→ **What to work on**
**A.** In the excerpt on GOP ideological flexibility, what made Wendy Davis a viral sensation?
**B.** Output everything in the excerpt on GOP ideological flexibility from "At Vox, Matthew" down to "of ideological flexibility.".
**C.** Decide whether each statement agrees with the excerpt on GOP ideological flexibility, answering yes or no and quoting the words that settle it: (i) No US state has become so left-wing that business interests are politically irrelevant there. (ii) Labor unions are large and powerful in every US state. (iii) The point under discussion is credited to Matthew Yglesias at Vox.

→ **Excerpted passage**
((

At Vox, Matthew Yglesias makes a perceptive point that runs against conventional wisdom:
Liberals accustomed to chuckling over the ideological rigor of the House GOP caucus won't want to hear this, but one of the foundations of the GOP's broad national success is a reasonable degree of ideological flexibility.
Essentially every state on the map contains overlapping circles of rich people who don't want to pay taxes and business owners who don't want to comply with labor, public health, and environmental regulations. In states like Texas or South Carolina, where this agenda nicely complements a robust social conservatism, the GOP offers that up and wins with it. But in a Maryland or a New Jersey, the party of business manages to throw up candidates who either lack hard-edged socially conservative views or else successfully downplay them as irrelevant in the context of blue-state governance.
Democrats, of course, are conceptually aware of the possibility of nominating unusually conservative candidates to run in unusually conservative states. But there is a fundamental mismatch. No US state is so left-wing as to have created an environment in which business interests are economically or politically irrelevant. Vermont is not North Korea, in other words.
But there are many states in which labor unions are neither large nor powerful and non-labor national progressive donor networks are inherently populated by relatively affluent people who tend to be emotionally driven by progressive commitments on social or environmental issues. This is why an impassioned defense of the legality of late-term abortions could make Wendy Davis a viral sensation, a national media star, and someone capable of activating the kind of donor and volunteer networks needed to mount a statewide campaign. Unfortunately for Democrats, however, this is precisely the wrong issue profile to try to win statewide elections in conservative states.

))

→ **Data under study**
((

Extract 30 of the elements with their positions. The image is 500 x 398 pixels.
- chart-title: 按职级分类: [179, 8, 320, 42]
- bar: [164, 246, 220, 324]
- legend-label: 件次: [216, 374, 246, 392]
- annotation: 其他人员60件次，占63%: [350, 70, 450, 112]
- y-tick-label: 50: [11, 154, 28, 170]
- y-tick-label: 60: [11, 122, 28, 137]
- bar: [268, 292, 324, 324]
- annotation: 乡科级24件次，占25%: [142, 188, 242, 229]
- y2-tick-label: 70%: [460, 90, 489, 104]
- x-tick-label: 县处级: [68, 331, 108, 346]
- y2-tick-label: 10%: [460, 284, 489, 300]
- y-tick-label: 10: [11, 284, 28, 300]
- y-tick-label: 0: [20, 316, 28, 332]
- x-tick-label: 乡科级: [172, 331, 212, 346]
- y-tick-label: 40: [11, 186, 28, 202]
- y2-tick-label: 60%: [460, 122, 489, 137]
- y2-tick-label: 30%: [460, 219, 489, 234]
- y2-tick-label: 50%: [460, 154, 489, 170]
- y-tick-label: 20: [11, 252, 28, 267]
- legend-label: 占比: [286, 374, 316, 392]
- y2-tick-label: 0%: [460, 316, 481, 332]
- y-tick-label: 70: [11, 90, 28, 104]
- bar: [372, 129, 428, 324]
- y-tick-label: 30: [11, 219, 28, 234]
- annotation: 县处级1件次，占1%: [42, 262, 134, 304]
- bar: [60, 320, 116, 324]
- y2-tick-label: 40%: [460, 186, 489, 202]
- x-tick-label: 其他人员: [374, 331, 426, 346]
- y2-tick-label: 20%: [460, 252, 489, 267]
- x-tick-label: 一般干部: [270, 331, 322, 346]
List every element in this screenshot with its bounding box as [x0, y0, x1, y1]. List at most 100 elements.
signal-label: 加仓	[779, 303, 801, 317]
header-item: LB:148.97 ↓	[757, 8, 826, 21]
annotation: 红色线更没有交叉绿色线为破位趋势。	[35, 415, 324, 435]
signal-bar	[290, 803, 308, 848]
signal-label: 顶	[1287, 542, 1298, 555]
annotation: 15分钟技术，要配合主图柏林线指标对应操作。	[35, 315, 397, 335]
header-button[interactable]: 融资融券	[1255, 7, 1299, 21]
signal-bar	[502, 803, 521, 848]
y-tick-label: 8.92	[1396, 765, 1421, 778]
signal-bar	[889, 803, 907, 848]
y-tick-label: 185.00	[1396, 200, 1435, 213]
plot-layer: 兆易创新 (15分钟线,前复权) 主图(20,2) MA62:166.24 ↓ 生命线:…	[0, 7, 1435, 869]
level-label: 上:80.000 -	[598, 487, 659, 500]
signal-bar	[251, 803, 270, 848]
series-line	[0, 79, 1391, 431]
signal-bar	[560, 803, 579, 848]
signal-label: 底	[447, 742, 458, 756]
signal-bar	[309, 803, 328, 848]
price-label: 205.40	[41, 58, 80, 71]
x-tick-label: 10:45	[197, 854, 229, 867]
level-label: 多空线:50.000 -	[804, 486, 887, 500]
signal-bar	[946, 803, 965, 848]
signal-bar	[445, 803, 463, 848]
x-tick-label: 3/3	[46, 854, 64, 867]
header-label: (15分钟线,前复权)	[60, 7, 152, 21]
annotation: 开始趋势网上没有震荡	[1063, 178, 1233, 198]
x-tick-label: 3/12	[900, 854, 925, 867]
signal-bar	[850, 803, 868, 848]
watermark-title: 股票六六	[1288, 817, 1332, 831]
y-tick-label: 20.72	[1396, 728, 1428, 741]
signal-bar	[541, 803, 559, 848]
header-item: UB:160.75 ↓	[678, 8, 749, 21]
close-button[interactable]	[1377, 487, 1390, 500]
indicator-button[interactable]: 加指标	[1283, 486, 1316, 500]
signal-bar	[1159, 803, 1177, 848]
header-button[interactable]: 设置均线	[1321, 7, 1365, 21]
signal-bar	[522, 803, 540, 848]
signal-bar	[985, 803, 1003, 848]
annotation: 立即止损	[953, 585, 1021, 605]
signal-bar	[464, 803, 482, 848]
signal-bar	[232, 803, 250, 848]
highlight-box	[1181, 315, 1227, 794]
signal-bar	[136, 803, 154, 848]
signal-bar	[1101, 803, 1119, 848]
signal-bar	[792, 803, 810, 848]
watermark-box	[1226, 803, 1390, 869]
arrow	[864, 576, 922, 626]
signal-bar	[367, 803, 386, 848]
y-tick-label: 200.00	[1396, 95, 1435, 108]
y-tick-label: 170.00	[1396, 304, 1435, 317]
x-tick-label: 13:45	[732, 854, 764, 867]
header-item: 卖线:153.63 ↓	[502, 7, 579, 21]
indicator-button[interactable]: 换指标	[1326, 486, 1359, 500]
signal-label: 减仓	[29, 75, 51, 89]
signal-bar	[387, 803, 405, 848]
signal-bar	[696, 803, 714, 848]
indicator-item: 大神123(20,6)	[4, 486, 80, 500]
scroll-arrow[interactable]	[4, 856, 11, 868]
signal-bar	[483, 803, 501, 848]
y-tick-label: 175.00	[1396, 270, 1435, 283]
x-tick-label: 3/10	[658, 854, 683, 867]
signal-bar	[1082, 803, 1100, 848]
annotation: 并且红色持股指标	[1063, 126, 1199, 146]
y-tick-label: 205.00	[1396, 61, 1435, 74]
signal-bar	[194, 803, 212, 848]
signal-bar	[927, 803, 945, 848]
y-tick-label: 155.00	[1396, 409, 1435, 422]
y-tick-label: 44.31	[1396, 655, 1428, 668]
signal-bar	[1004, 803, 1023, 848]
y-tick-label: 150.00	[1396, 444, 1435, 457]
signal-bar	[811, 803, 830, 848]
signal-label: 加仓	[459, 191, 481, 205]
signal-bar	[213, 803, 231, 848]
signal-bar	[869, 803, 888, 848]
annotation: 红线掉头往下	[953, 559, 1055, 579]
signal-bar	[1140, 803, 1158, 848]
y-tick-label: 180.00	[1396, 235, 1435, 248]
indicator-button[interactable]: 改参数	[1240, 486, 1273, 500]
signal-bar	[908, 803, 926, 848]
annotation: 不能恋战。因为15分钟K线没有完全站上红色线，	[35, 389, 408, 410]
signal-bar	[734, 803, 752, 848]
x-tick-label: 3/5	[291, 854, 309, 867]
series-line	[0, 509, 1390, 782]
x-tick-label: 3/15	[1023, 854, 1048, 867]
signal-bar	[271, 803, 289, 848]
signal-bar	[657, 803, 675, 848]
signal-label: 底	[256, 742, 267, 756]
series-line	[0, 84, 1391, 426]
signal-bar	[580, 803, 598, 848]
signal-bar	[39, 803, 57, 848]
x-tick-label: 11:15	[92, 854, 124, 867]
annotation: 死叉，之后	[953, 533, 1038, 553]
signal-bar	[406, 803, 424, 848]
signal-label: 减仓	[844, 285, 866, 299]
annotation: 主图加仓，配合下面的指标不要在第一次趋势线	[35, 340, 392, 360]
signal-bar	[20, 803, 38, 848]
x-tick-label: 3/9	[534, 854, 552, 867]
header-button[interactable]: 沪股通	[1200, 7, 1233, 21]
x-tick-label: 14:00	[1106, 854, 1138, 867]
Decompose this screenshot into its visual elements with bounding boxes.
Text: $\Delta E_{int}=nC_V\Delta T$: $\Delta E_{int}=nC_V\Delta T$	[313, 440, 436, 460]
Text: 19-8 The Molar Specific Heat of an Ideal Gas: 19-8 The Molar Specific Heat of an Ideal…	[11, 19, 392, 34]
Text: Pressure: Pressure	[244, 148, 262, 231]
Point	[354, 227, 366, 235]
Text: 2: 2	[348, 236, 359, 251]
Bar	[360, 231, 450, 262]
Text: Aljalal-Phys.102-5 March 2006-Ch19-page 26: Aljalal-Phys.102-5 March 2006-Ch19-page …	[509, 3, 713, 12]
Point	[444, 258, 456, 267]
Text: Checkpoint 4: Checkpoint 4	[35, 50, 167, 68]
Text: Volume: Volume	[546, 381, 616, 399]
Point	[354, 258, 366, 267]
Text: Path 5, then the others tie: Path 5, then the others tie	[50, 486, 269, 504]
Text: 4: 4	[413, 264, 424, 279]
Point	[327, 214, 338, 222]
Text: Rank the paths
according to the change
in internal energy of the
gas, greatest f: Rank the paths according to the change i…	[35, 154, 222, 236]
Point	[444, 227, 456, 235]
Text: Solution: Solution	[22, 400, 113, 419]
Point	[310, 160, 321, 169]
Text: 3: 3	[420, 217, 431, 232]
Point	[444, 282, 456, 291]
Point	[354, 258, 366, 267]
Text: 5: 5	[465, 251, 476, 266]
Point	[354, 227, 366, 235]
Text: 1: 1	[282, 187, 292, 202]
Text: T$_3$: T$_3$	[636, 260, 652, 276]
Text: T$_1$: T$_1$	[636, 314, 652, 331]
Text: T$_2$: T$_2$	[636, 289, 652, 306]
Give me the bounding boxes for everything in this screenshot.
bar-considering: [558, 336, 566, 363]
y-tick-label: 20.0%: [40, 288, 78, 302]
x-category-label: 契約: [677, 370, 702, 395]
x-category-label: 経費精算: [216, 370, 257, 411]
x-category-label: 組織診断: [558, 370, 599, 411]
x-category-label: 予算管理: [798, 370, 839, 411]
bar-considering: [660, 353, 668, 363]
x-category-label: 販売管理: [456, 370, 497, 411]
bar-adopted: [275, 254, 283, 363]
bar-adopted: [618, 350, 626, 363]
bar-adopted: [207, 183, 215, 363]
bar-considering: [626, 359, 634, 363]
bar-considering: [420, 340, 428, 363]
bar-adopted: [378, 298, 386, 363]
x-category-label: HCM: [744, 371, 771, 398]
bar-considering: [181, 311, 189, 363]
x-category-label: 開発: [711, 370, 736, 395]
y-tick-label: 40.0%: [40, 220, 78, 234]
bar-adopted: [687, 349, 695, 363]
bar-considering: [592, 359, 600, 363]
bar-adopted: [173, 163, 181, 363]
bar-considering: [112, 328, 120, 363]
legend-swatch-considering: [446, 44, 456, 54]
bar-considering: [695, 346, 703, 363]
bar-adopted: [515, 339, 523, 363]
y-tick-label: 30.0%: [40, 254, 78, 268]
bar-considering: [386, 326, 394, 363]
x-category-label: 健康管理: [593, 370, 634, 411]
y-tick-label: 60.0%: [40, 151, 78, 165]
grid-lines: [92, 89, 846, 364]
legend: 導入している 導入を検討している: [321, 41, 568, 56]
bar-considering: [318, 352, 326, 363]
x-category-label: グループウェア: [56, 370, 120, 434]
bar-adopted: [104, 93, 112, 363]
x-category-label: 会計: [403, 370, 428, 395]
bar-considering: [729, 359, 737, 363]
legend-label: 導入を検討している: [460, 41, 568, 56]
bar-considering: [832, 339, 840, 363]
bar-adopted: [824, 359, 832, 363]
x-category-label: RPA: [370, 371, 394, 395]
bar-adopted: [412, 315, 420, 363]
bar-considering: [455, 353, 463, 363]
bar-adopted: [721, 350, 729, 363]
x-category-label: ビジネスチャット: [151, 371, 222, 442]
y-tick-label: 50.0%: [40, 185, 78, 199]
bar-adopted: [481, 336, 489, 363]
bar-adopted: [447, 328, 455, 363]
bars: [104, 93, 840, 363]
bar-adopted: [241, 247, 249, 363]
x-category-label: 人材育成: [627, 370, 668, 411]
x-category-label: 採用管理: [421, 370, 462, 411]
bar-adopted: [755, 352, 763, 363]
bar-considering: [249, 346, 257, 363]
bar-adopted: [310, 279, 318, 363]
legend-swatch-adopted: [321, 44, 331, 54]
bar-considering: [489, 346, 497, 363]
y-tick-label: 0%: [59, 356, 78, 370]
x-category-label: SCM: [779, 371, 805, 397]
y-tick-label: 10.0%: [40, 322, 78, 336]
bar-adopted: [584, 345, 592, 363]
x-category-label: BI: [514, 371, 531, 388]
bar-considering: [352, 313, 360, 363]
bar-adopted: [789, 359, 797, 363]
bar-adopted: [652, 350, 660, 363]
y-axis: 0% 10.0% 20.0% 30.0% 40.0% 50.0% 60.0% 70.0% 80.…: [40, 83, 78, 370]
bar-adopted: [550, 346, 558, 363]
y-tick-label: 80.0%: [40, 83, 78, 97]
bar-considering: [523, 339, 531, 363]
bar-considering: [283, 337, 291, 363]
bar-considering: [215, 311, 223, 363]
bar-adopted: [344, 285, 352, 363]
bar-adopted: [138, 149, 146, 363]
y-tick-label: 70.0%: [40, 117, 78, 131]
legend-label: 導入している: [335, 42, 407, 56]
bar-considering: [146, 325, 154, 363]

))

→ **Per-task answers**
**A.** Her impassioned defense of the legality of late-term abortions.

**B.**
At Vox, Matthew Yglesias makes a perceptive point that runs against conventional wisdom:
Liberals accustomed to chuckling over the ideological rigor of the House GOP caucus won't want to hear this, but one of the foundations of the GOP's broad national success is a reasonable degree of ideological flexibility.

**C.**
(i) Yes: "No US state is so left-wing as to have created an environment in which business interests are economically or politically irrelevant."
(ii) No: "there are many states in which labor unions are neither large nor powerful"
(iii) Yes: "At Vox, Matthew Yglesias makes a perceptive point that runs against conventional wisdom"